# [Set problem A]
Retype the rows below without any change, from their first line through the line containing "cell-student-name[interactable] bbox=[247, 326, 323, 342]", both ends included.

# [Source extract]
━━━━━━━━━━━━━━━━
In Chapter 4 of the dissertation [14], we analyze the intra-warp and inter-warp data reuses in the L1 data cache. The analysis is based on an assumption that the number of the warps is limited in the same thread block. However, in the real GPU systems the threads are grouped and executed as thread blocks or CTAs. The best size of the high priority warp group can be larger than the number of warps in a single thread block. If we prioritize the warps from different thread blocks without considering the data locality among them, the data locality might be broken and the overall performance would be degraded. To construct the high priority warp groups with the warps coming from the thread blocks with inter-CTA data reuses we must control the CTA mapping pattern according to the data reuse pattern among the thread blocks in the same kernel grid.

In [11], Lee et al. proposed a block CTA scheduling algorithm to preserve the inter-CTA locality. The block CTA scheduling algorithm can assign consecutive CTAs along the x direction to the same SM. However, without the inter-CTA reuse pattern detection mechanism, the algorithm cannot handle the inter-CTA reuses along the y direction. In addition, the algorithm cannot handle 2D applications.
━━━━━━━━━━━━━━━━
# [Exercise data]
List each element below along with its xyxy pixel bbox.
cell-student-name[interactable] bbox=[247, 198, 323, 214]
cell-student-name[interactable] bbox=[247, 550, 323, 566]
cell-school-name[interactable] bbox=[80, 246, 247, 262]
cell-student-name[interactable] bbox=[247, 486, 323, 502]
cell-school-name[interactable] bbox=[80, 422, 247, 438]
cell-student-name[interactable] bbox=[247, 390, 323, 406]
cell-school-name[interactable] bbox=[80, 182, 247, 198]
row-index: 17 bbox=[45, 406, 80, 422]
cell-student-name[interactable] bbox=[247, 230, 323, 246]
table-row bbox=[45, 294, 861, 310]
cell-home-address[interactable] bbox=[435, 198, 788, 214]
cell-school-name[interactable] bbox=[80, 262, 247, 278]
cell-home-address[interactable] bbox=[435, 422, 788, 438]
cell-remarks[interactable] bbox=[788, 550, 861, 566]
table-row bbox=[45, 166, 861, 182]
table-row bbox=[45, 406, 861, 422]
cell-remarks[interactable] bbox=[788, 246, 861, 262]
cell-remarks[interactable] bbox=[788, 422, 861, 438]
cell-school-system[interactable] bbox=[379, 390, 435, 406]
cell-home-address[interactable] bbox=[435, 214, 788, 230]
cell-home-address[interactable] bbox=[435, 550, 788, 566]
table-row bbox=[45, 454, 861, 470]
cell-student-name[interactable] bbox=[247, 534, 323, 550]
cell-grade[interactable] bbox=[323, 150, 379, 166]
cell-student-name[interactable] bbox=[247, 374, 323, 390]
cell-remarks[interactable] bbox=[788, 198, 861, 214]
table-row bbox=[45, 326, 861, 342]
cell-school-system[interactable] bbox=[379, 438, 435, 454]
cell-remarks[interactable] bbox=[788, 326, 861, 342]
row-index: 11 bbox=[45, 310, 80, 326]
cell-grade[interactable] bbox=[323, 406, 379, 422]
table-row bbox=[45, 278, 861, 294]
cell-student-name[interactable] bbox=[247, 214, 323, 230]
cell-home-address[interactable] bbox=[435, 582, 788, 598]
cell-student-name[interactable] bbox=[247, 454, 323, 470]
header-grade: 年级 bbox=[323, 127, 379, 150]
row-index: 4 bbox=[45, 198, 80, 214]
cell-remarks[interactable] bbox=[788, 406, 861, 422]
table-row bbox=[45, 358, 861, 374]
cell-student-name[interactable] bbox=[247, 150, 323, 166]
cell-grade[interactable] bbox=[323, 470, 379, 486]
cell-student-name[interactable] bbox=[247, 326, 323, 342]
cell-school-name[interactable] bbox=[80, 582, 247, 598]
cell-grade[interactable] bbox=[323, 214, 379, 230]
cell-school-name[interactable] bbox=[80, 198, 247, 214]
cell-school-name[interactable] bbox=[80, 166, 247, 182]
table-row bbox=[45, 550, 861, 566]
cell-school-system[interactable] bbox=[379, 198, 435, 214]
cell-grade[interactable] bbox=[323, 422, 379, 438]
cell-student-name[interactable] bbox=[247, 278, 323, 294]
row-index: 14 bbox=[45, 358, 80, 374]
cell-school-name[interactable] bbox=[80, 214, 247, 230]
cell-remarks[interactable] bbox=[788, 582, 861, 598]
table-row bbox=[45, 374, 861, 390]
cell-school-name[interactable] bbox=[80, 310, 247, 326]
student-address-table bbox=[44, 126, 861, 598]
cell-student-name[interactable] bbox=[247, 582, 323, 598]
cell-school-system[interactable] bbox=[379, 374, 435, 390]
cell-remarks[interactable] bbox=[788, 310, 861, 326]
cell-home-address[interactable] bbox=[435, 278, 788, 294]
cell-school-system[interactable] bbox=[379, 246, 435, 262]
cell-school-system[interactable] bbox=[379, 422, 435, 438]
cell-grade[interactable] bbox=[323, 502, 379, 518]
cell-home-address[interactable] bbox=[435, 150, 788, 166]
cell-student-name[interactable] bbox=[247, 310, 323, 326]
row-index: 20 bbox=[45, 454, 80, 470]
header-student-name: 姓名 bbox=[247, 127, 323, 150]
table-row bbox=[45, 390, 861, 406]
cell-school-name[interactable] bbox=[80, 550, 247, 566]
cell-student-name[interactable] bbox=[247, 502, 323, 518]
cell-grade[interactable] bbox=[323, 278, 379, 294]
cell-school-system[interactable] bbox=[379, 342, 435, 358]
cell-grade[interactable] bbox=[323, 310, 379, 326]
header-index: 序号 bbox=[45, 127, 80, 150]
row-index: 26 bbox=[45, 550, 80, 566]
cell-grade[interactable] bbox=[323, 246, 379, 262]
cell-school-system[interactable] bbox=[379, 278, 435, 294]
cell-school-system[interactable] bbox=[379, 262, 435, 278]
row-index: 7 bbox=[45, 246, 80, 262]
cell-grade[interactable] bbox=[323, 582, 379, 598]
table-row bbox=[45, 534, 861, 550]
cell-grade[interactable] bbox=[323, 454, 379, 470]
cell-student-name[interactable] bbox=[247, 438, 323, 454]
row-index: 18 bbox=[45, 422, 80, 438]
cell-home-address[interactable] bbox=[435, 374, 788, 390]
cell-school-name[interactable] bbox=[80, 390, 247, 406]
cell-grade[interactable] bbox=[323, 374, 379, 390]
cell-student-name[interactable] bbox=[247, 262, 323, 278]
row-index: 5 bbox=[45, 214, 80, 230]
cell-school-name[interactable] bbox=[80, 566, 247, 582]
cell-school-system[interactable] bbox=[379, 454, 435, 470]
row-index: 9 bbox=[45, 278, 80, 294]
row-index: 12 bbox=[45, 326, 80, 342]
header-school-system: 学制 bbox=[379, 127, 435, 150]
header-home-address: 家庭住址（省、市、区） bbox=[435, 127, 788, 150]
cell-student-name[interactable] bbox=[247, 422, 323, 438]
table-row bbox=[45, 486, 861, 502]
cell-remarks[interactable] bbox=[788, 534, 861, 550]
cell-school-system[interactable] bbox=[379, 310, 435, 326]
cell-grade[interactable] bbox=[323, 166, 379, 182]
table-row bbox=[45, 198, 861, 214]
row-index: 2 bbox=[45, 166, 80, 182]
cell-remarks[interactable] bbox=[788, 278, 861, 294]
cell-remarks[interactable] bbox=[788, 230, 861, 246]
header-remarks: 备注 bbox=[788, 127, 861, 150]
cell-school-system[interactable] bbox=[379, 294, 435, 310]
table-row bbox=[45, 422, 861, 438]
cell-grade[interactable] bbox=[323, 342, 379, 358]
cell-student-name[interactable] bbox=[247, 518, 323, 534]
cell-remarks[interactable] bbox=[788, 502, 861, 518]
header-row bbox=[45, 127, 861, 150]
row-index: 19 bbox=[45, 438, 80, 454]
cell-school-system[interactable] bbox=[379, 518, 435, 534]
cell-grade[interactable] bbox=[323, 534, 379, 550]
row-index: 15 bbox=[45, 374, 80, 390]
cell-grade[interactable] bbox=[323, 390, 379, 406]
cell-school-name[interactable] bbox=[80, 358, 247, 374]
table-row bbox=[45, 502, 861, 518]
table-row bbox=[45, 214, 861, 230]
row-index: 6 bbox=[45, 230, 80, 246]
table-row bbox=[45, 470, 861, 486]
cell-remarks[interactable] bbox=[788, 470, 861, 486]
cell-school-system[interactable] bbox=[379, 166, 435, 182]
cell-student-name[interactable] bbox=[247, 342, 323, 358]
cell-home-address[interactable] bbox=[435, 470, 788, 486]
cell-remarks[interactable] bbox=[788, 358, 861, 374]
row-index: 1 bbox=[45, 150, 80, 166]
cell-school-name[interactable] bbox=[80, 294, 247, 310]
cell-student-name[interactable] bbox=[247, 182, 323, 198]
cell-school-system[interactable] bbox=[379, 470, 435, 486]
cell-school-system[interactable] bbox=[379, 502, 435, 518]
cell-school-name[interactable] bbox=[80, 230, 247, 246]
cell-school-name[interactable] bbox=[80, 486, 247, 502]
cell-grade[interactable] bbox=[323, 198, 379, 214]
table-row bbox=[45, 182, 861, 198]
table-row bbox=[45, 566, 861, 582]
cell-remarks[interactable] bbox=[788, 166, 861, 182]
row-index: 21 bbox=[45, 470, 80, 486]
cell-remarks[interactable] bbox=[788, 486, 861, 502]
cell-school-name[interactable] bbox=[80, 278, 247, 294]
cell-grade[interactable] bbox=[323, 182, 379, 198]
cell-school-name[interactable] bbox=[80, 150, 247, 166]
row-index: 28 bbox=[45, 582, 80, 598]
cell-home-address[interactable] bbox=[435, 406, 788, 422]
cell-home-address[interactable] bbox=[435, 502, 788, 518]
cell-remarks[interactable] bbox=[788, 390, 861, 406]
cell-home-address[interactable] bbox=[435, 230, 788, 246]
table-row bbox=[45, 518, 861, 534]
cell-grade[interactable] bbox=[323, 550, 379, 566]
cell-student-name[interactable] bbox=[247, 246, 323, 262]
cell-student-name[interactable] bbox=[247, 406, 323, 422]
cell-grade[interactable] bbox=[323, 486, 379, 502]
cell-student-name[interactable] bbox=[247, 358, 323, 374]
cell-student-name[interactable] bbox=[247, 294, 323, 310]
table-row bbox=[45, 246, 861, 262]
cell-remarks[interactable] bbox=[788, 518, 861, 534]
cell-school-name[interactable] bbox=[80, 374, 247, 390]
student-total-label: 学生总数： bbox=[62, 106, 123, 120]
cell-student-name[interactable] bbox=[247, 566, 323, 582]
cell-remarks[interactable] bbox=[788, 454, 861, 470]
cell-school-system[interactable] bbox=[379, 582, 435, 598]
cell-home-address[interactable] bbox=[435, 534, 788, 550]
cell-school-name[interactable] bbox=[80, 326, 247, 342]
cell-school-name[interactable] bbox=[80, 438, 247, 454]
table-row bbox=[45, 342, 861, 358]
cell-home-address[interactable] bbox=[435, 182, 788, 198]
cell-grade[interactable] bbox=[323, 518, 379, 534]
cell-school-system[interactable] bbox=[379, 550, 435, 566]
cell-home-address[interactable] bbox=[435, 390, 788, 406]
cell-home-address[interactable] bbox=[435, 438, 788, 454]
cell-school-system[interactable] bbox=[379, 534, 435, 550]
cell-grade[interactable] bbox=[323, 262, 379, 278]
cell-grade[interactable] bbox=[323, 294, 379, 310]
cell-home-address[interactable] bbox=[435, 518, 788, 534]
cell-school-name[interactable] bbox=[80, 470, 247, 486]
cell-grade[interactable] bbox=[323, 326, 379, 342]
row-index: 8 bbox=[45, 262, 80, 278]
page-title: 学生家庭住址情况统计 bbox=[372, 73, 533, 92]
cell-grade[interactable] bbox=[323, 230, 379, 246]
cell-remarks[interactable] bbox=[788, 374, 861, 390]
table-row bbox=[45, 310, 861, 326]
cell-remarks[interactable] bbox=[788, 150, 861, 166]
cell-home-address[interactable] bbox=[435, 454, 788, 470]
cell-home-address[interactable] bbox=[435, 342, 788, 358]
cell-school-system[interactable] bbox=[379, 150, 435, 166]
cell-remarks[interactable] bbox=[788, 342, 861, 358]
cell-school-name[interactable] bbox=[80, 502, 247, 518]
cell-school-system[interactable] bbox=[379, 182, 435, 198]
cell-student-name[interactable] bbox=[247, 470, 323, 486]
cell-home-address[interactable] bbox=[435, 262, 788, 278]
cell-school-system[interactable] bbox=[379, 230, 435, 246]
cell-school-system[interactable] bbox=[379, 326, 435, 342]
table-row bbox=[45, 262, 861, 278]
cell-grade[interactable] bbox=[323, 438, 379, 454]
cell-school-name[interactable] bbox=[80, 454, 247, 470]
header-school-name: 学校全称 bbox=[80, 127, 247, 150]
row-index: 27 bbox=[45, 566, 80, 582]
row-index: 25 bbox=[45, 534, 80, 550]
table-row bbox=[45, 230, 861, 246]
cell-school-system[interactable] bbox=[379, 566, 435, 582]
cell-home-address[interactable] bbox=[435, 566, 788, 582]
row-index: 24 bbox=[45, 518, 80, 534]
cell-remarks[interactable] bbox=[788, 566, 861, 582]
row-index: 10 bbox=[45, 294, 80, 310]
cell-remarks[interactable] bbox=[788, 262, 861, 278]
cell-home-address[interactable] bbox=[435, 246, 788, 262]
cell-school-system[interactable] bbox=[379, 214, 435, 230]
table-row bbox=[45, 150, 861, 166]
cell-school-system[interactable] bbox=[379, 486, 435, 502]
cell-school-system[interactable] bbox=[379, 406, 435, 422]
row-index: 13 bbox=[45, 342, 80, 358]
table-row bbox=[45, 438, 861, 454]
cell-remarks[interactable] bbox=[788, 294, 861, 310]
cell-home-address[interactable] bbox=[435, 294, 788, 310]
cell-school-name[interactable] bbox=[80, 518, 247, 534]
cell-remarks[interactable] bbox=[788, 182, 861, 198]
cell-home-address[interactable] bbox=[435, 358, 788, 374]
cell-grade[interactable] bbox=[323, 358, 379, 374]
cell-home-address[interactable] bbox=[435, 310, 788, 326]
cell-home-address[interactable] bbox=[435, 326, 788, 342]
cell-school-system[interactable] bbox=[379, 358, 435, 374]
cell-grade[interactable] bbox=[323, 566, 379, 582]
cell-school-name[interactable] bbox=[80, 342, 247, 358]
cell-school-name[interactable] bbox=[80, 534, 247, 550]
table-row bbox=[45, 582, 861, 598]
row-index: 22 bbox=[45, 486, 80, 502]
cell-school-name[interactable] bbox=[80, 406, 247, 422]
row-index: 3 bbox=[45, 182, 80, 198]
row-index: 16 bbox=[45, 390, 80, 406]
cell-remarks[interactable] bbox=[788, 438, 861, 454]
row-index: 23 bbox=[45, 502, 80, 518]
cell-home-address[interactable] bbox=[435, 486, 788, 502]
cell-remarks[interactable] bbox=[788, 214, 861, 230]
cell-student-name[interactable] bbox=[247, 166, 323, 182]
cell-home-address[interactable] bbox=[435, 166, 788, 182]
━━━━━━━━━━━━━━━━
# [Set problem B]
Echo the GPU scheduling passage above word for word, between "In [11], Lee" and "handle 2D applications.", inclusive.

# [Output A]
List each element below along with its xyxy pixel bbox.
cell-student-name[interactable] bbox=[247, 198, 323, 214]
cell-student-name[interactable] bbox=[247, 550, 323, 566]
cell-school-name[interactable] bbox=[80, 246, 247, 262]
cell-student-name[interactable] bbox=[247, 486, 323, 502]
cell-school-name[interactable] bbox=[80, 422, 247, 438]
cell-student-name[interactable] bbox=[247, 390, 323, 406]
cell-school-name[interactable] bbox=[80, 182, 247, 198]
row-index: 17 bbox=[45, 406, 80, 422]
cell-student-name[interactable] bbox=[247, 230, 323, 246]
table-row bbox=[45, 294, 861, 310]
cell-home-address[interactable] bbox=[435, 198, 788, 214]
cell-school-name[interactable] bbox=[80, 262, 247, 278]
cell-home-address[interactable] bbox=[435, 422, 788, 438]
cell-remarks[interactable] bbox=[788, 550, 861, 566]
table-row bbox=[45, 166, 861, 182]
table-row bbox=[45, 406, 861, 422]
cell-remarks[interactable] bbox=[788, 246, 861, 262]
cell-remarks[interactable] bbox=[788, 422, 861, 438]
cell-school-system[interactable] bbox=[379, 390, 435, 406]
cell-home-address[interactable] bbox=[435, 214, 788, 230]
cell-home-address[interactable] bbox=[435, 550, 788, 566]
table-row bbox=[45, 454, 861, 470]
cell-student-name[interactable] bbox=[247, 534, 323, 550]
cell-grade[interactable] bbox=[323, 150, 379, 166]
cell-student-name[interactable] bbox=[247, 374, 323, 390]
cell-remarks[interactable] bbox=[788, 198, 861, 214]
table-row bbox=[45, 326, 861, 342]
cell-school-system[interactable] bbox=[379, 438, 435, 454]
cell-remarks[interactable] bbox=[788, 326, 861, 342]
row-index: 11 bbox=[45, 310, 80, 326]
cell-grade[interactable] bbox=[323, 406, 379, 422]
table-row bbox=[45, 278, 861, 294]
cell-student-name[interactable] bbox=[247, 214, 323, 230]
cell-home-address[interactable] bbox=[435, 582, 788, 598]
cell-student-name[interactable] bbox=[247, 454, 323, 470]
header-grade: 年级 bbox=[323, 127, 379, 150]
row-index: 4 bbox=[45, 198, 80, 214]
cell-remarks[interactable] bbox=[788, 406, 861, 422]
table-row bbox=[45, 358, 861, 374]
cell-student-name[interactable] bbox=[247, 150, 323, 166]
cell-grade[interactable] bbox=[323, 470, 379, 486]
cell-student-name[interactable] bbox=[247, 326, 323, 342]

# [Output B]
In [11], Lee et al. proposed a block CTA scheduling algorithm to preserve the inter-CTA locality. The block CTA scheduling algorithm can assign consecutive CTAs along the x direction to the same SM. However, without the inter-CTA reuse pattern detection mechanism, the algorithm cannot handle the inter-CTA reuses along the y direction. In addition, the algorithm cannot handle 2D applications.